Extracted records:
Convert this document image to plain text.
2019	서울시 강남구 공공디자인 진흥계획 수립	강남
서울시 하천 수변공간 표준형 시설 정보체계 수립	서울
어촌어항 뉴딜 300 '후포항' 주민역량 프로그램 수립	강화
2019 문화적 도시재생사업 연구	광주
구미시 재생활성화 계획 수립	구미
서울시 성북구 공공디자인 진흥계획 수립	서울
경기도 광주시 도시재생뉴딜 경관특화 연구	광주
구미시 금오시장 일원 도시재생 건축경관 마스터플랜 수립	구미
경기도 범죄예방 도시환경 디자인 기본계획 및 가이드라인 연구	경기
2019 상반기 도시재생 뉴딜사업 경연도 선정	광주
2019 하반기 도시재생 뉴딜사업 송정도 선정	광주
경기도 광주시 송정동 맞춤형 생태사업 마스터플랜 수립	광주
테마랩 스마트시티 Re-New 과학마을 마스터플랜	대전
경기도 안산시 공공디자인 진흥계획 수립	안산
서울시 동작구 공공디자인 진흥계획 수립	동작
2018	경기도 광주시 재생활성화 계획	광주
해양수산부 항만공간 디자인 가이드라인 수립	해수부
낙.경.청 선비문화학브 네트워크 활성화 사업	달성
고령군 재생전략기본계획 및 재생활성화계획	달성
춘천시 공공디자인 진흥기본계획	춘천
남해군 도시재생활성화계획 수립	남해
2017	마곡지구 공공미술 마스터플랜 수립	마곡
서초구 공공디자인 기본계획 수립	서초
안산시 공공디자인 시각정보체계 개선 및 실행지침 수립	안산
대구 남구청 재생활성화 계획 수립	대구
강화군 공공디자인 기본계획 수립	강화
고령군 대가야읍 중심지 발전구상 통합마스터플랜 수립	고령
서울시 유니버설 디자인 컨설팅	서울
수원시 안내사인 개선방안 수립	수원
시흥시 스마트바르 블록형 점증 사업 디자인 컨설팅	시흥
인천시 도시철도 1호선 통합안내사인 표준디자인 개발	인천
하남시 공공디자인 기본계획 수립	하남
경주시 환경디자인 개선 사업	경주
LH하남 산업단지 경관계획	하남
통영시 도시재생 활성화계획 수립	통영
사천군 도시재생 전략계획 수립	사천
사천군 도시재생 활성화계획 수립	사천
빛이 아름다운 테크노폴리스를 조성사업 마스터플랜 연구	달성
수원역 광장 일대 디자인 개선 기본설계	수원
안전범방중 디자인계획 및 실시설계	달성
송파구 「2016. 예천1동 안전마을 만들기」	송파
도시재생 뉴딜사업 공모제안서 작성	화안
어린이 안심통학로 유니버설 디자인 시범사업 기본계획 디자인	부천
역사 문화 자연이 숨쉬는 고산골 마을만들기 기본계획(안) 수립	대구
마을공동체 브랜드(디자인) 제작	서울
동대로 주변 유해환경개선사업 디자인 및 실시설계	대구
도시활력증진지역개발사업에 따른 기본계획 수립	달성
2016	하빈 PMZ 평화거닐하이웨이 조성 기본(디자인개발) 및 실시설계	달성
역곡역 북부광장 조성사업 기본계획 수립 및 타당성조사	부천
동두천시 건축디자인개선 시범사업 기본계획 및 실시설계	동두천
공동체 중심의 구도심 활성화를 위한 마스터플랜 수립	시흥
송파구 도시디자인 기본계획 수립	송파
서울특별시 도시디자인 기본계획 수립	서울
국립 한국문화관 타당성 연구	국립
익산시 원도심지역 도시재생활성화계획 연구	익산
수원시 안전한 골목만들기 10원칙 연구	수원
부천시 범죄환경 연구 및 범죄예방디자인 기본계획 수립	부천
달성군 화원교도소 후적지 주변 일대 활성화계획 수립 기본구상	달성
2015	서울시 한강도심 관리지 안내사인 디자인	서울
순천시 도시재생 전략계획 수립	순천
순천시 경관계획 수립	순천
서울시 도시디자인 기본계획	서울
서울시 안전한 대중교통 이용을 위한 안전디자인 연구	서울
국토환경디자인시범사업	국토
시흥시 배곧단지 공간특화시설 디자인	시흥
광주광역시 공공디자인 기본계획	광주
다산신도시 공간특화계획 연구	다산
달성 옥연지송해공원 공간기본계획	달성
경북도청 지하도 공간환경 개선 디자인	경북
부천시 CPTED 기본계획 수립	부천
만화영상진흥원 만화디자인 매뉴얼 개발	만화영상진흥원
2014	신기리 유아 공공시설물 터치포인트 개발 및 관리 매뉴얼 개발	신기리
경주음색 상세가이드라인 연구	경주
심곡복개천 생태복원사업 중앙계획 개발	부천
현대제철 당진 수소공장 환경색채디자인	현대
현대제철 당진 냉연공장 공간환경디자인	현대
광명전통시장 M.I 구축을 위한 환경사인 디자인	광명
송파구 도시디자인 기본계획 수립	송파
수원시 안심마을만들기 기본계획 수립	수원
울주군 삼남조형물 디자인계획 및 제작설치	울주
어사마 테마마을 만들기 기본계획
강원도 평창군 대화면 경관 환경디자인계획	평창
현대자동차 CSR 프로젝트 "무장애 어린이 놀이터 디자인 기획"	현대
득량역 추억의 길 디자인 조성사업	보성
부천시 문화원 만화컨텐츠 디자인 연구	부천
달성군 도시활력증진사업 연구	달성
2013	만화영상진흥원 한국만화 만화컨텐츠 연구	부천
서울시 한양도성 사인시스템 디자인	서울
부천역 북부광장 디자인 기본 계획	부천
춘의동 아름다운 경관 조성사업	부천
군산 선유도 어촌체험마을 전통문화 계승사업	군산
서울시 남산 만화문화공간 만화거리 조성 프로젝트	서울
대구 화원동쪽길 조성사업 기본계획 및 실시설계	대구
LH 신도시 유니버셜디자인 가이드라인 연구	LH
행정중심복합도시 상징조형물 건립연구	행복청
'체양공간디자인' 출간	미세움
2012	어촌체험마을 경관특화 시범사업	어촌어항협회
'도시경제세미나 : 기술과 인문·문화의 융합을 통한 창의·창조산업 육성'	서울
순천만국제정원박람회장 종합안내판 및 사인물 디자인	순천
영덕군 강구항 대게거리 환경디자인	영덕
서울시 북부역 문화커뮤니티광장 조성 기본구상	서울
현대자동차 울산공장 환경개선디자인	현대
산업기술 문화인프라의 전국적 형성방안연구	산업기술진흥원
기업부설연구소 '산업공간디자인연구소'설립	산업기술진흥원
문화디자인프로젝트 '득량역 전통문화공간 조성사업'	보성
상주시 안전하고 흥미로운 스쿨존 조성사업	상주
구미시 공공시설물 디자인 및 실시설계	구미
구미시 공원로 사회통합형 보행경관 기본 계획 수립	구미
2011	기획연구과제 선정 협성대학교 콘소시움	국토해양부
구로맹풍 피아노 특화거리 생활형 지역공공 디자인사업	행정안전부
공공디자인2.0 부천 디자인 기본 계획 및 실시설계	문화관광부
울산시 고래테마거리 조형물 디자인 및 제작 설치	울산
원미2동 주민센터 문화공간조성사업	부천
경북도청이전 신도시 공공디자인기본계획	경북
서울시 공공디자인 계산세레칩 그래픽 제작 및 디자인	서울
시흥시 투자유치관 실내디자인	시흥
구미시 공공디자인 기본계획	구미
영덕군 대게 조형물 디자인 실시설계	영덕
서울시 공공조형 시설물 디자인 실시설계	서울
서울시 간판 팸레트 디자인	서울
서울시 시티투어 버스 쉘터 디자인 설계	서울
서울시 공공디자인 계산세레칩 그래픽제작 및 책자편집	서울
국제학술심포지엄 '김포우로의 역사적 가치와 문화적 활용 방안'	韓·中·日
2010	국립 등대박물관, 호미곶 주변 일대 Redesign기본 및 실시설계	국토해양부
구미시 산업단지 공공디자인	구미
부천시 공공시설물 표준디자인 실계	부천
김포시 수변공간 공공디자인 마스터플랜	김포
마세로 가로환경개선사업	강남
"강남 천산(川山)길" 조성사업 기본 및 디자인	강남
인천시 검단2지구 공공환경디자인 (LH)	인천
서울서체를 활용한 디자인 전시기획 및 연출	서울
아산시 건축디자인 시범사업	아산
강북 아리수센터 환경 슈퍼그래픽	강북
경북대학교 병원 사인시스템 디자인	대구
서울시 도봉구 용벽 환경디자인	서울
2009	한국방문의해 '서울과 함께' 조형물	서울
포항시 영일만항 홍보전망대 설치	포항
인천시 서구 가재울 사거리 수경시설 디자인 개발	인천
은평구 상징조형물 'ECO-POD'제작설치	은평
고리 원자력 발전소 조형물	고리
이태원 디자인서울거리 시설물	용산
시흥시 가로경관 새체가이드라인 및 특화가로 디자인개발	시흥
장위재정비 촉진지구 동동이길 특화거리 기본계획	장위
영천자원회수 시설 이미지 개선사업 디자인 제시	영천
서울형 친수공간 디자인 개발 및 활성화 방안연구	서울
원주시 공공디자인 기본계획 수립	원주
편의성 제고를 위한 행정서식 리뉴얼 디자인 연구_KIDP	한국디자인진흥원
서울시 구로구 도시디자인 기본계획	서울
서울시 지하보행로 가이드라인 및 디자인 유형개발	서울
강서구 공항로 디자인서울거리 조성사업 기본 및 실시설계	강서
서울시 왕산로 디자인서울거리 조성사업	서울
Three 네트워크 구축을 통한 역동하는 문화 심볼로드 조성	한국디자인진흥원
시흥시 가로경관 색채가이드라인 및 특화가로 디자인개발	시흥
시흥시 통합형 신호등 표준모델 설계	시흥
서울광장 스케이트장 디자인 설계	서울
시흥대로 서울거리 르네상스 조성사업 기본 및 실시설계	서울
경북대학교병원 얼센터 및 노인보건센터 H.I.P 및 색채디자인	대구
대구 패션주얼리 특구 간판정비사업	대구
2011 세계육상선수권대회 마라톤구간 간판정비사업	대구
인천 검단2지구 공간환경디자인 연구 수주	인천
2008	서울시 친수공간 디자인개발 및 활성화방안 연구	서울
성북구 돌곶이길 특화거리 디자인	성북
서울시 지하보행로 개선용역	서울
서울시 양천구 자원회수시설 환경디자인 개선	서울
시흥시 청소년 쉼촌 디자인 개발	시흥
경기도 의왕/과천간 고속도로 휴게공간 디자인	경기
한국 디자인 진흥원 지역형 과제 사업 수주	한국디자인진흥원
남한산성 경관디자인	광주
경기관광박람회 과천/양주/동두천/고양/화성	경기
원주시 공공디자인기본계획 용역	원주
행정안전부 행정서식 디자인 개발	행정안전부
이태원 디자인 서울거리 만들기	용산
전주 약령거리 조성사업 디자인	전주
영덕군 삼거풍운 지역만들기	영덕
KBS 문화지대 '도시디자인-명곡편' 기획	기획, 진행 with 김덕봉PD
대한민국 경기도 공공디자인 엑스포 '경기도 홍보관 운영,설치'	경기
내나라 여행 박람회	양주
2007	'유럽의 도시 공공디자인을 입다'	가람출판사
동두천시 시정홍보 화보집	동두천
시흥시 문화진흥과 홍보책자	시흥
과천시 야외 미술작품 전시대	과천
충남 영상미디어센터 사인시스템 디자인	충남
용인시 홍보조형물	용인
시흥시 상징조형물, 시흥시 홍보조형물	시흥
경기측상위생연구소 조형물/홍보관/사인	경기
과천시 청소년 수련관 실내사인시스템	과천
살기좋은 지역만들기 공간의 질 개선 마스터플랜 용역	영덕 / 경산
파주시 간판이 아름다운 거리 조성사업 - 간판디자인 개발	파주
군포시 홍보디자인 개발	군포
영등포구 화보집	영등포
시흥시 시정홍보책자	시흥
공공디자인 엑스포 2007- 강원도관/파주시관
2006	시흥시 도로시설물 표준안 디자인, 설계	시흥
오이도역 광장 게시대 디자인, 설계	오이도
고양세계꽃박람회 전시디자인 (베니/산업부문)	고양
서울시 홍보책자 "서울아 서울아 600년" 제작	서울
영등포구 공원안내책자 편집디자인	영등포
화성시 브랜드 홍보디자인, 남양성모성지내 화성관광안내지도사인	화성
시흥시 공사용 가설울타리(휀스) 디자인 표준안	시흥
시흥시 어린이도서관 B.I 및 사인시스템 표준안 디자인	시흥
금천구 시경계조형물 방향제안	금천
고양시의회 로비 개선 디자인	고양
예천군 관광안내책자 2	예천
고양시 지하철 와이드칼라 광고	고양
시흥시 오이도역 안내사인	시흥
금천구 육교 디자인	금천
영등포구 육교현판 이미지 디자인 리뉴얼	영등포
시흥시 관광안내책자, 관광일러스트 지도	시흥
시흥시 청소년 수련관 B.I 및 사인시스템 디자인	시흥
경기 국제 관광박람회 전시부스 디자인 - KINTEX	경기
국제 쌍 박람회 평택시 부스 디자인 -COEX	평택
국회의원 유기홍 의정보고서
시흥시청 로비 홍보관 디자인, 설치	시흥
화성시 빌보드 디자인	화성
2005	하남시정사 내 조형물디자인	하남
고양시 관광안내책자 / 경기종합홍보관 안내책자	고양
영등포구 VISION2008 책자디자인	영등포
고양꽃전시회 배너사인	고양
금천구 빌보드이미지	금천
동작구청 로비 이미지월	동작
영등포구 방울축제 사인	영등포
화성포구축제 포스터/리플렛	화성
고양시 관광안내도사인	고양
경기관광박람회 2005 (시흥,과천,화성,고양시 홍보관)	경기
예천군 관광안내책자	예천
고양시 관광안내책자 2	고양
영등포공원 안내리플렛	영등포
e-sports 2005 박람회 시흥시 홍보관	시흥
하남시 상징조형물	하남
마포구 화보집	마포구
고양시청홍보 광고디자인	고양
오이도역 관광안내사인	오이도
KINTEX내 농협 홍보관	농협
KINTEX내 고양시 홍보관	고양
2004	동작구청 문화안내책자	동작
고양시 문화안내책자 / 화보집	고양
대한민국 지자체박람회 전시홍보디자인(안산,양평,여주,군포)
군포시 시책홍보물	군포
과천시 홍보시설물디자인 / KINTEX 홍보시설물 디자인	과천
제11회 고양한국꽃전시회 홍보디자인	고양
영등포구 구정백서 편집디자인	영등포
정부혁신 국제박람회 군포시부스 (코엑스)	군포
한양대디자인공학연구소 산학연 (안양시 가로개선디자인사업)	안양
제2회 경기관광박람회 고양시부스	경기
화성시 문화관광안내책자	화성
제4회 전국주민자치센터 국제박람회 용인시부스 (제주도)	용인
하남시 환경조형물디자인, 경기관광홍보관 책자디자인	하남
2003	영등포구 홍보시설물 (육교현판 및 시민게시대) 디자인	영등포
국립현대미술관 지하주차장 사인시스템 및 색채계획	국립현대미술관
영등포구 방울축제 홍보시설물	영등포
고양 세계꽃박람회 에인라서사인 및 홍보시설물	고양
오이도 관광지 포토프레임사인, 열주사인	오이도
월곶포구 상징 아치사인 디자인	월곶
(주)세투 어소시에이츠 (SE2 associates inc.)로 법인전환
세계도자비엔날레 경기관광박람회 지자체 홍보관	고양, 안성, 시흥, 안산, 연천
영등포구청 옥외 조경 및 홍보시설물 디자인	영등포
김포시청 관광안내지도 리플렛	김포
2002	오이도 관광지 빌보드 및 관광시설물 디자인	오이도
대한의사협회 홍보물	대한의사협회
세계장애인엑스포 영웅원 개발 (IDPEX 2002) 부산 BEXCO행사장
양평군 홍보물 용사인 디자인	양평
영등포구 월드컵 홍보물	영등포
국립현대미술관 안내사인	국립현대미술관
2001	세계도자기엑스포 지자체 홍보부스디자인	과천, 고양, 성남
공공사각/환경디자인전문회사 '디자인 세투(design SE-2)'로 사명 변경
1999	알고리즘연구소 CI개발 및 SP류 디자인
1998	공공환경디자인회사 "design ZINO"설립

▸ REQUIRED TASK
Using the records above, pull out each line where the word "오이도역" occurs.

▸ ANSWER TO THIS EXERCISE
오이도역 광장 게시대 디자인, 설계	오이도
시흥시 오이도역 안내사인	시흥
오이도역 관광안내사인	오이도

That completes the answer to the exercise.